— START —

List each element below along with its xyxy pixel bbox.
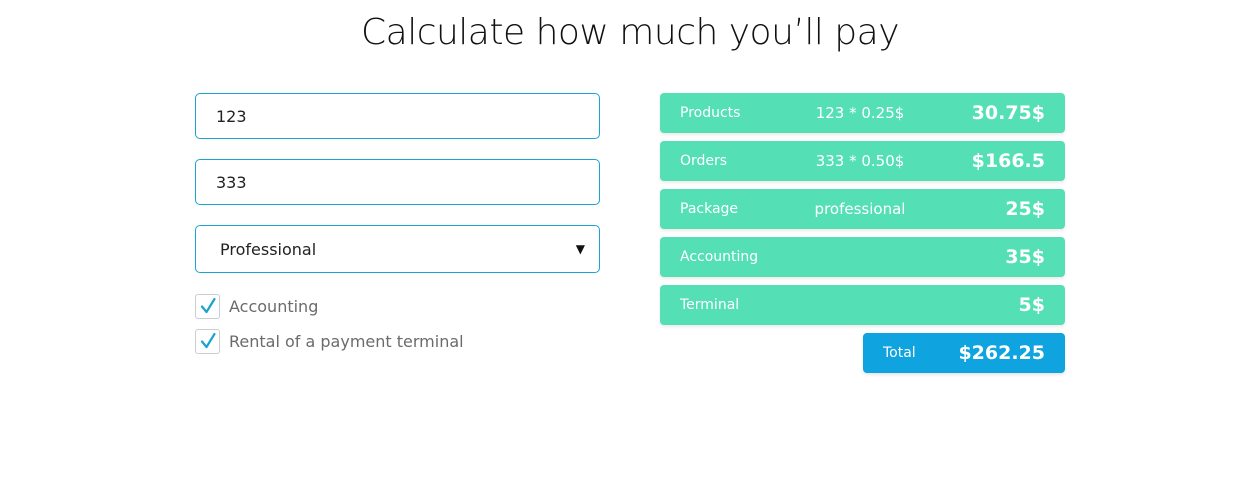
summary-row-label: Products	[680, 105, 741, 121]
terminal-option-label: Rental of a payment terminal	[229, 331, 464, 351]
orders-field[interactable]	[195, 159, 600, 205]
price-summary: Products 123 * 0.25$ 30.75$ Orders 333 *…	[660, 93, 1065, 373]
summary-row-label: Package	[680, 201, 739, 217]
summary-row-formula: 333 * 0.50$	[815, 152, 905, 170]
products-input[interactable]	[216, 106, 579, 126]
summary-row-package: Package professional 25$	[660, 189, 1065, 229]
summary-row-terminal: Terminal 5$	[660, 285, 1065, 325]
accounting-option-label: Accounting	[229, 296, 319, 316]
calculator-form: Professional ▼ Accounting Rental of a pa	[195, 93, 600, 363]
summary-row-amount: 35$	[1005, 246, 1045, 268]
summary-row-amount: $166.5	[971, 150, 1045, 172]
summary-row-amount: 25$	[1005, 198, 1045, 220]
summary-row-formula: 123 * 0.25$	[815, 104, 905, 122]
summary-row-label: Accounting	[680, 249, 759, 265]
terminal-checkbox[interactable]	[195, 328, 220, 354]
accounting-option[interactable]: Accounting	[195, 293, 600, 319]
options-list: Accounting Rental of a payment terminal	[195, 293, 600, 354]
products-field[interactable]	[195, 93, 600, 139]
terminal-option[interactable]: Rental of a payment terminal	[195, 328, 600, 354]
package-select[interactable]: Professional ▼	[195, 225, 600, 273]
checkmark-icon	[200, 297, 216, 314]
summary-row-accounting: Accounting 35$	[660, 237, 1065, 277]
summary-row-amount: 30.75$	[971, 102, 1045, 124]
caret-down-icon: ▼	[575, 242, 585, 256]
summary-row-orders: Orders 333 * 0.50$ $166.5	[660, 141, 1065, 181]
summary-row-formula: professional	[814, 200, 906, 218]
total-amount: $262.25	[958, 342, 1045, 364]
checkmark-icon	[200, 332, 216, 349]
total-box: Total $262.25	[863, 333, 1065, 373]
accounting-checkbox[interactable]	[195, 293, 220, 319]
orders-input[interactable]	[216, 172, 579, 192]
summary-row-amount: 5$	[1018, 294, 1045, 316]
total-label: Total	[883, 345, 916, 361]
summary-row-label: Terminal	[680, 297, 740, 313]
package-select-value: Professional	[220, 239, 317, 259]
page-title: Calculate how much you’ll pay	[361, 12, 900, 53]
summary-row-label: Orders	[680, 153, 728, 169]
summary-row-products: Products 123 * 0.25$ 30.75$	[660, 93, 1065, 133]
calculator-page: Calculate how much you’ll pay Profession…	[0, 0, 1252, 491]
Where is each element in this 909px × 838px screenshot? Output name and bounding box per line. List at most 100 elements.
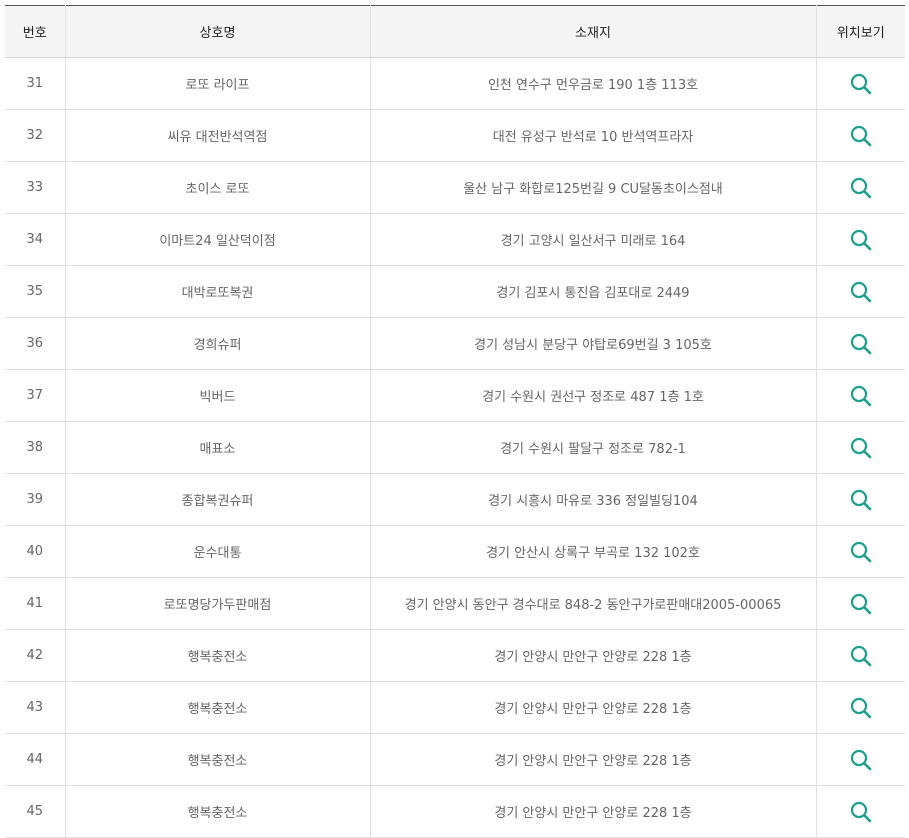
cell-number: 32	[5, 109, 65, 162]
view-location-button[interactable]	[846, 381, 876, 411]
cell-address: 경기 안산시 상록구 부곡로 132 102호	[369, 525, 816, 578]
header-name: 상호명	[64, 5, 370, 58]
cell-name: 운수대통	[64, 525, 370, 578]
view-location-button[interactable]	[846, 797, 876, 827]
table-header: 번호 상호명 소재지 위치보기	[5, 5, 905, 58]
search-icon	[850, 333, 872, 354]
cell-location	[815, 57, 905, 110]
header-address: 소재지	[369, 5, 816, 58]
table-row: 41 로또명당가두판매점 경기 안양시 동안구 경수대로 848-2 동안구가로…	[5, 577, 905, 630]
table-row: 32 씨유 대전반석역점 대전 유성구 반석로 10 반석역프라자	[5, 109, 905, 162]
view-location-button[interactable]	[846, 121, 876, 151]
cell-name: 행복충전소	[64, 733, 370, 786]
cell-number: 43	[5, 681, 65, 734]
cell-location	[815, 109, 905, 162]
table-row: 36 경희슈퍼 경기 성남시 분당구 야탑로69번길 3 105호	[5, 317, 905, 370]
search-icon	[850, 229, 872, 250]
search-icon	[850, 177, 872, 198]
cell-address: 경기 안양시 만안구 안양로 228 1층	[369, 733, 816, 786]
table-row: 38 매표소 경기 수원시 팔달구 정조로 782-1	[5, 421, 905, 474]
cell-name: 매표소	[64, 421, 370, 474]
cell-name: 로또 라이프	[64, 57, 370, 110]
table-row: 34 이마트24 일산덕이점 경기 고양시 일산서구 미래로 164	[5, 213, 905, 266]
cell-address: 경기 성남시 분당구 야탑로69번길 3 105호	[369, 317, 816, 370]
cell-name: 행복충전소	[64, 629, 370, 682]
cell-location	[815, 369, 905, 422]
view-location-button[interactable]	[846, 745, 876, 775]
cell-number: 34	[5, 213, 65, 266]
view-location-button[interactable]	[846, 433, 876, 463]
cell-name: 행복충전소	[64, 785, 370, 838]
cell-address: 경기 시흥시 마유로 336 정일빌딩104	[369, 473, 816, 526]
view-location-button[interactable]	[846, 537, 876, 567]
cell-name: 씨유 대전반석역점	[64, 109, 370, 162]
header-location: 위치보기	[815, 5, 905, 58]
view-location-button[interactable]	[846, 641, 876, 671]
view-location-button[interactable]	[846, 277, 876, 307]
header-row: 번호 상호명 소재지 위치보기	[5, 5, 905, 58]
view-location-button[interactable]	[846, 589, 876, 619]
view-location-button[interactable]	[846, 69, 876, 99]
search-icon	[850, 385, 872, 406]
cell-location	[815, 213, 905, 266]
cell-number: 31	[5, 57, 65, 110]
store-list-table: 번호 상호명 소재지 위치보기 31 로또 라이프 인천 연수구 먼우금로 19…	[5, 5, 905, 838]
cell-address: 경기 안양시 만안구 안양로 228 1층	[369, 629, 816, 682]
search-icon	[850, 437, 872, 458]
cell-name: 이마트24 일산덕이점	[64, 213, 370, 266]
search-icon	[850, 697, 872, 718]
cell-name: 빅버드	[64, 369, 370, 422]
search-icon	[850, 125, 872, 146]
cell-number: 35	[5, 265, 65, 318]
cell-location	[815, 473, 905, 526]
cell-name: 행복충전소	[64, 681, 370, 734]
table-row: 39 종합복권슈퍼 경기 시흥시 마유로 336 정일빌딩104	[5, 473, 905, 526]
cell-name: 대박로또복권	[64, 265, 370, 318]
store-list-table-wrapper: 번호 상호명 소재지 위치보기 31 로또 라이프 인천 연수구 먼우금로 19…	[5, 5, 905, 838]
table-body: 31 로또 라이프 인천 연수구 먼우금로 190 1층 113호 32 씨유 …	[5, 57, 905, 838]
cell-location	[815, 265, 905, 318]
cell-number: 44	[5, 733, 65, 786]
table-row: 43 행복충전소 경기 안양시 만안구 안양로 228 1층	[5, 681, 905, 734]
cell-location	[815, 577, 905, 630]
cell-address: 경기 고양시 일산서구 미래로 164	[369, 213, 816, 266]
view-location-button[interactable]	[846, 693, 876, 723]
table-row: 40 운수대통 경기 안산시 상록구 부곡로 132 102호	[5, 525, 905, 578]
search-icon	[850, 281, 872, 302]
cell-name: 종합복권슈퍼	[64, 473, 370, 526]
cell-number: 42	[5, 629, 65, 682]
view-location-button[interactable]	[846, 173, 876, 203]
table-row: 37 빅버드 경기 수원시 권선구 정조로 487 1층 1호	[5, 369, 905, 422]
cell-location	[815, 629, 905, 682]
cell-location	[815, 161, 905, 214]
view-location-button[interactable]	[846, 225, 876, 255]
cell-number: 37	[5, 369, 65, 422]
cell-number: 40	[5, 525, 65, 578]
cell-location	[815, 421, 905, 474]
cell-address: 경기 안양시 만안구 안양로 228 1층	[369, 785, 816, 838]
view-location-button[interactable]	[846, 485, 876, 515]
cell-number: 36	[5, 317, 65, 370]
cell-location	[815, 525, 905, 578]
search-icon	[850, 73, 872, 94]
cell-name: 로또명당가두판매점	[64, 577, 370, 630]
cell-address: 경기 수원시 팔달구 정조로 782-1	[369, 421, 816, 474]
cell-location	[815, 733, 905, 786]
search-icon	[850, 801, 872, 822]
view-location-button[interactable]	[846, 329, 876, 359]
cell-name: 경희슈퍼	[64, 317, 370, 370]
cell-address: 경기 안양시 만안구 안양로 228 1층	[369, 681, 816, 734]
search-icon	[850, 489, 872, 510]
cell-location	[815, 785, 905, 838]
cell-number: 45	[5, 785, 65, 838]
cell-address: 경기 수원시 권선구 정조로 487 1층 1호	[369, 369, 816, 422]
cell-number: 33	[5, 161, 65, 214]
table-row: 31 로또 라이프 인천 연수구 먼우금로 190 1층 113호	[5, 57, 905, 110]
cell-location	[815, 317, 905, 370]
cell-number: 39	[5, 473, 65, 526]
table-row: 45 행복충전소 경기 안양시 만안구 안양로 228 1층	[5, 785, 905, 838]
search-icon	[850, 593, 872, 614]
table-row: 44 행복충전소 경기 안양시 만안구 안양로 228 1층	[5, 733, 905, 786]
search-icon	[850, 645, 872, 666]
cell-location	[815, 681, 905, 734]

— END —

Written exercise
Reproduce the material verbatim from the line containing "109, 65, 162]" to the line containing "57, 370, 110]", including both of those lines.

Answer to this task
cell-number: 32	[5, 109, 65, 162]
view-location-button[interactable]	[846, 381, 876, 411]
cell-address: 경기 안산시 상록구 부곡로 132 102호	[369, 525, 816, 578]
header-name: 상호명	[64, 5, 370, 58]
cell-name: 운수대통	[64, 525, 370, 578]
view-location-button[interactable]	[846, 797, 876, 827]
table-header: 번호 상호명 소재지 위치보기	[5, 5, 905, 58]
search-icon	[850, 333, 872, 354]
cell-location	[815, 57, 905, 110]
header-address: 소재지	[369, 5, 816, 58]
table-row: 41 로또명당가두판매점 경기 안양시 동안구 경수대로 848-2 동안구가로…	[5, 577, 905, 630]
table-row: 32 씨유 대전반석역점 대전 유성구 반석로 10 반석역프라자	[5, 109, 905, 162]
view-location-button[interactable]	[846, 121, 876, 151]
cell-name: 행복충전소	[64, 733, 370, 786]
cell-number: 43	[5, 681, 65, 734]
cell-location	[815, 109, 905, 162]
table-row: 36 경희슈퍼 경기 성남시 분당구 야탑로69번길 3 105호	[5, 317, 905, 370]
search-icon	[850, 229, 872, 250]
search-icon	[850, 177, 872, 198]
cell-address: 경기 안양시 만안구 안양로 228 1층	[369, 733, 816, 786]
table-row: 38 매표소 경기 수원시 팔달구 정조로 782-1	[5, 421, 905, 474]
cell-name: 매표소	[64, 421, 370, 474]
cell-name: 로또 라이프	[64, 57, 370, 110]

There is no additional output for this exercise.